[BEGIN]

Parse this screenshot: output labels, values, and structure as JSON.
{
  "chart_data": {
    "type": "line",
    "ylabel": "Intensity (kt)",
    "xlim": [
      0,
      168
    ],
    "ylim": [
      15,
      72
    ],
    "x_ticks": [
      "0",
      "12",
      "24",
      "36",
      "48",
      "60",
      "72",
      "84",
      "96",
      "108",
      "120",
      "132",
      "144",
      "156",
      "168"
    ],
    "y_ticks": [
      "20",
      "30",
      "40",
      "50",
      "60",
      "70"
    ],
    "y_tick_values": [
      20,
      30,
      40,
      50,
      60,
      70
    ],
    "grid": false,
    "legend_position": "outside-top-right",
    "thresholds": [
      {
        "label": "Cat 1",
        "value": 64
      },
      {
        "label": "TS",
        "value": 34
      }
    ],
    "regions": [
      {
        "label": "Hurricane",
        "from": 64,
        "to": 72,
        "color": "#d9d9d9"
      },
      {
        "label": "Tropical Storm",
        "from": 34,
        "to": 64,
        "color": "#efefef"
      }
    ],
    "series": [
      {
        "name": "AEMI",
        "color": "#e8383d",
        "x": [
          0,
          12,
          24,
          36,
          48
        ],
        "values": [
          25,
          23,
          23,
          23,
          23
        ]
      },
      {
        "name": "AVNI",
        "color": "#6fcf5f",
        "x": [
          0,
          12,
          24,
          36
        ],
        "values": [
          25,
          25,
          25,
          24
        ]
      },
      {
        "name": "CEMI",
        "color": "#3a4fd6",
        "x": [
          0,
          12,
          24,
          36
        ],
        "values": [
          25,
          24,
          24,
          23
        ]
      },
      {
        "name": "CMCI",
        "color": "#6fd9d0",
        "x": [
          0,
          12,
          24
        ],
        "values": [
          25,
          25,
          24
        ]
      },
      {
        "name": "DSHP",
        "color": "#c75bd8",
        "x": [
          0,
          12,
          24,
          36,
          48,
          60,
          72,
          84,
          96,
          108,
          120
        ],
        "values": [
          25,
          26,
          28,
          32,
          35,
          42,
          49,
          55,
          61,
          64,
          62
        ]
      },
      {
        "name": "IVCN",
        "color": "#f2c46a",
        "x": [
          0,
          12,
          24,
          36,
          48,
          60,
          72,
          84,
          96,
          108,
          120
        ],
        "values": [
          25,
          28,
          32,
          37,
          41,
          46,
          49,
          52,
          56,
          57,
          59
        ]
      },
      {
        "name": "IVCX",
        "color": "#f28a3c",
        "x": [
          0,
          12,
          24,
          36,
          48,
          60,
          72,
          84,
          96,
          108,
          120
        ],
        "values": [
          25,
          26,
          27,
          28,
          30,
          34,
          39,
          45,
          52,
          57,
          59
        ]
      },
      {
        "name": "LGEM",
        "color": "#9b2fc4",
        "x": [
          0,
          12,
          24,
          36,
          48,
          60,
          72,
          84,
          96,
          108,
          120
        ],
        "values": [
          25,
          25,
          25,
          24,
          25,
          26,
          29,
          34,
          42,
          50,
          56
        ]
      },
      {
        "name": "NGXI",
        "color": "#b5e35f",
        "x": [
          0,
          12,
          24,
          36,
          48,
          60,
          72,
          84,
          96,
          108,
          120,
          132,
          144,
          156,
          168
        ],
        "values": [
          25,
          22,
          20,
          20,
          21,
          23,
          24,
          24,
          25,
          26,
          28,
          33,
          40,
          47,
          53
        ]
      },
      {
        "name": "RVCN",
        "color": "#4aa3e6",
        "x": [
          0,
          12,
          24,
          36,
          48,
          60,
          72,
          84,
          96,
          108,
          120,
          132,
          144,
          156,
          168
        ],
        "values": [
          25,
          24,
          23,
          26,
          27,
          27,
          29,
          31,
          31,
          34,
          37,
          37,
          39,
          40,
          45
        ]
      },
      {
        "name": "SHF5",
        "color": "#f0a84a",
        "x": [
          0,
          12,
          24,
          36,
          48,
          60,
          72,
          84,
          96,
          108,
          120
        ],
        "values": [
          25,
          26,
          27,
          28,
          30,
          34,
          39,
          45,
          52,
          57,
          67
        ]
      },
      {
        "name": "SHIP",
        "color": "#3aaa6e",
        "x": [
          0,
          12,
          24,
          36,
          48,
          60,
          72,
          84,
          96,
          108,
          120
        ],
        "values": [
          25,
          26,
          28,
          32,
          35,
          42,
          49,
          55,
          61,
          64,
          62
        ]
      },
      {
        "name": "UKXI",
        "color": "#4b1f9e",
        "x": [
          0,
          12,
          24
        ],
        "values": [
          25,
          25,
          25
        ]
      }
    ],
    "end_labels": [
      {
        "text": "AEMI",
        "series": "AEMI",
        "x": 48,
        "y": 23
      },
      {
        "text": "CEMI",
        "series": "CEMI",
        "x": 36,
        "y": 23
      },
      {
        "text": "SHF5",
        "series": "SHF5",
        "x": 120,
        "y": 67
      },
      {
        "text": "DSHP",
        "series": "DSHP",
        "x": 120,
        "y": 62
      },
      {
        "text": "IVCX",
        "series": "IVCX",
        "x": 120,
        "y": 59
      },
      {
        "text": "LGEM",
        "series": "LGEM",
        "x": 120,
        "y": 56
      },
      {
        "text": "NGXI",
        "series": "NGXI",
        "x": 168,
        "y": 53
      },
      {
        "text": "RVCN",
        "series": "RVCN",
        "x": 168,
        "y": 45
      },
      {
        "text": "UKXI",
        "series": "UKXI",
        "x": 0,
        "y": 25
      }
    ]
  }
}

[END]

_Do this_
Report how many lines above hold the string "text", giving nothing but the number.

_Exercise response_
9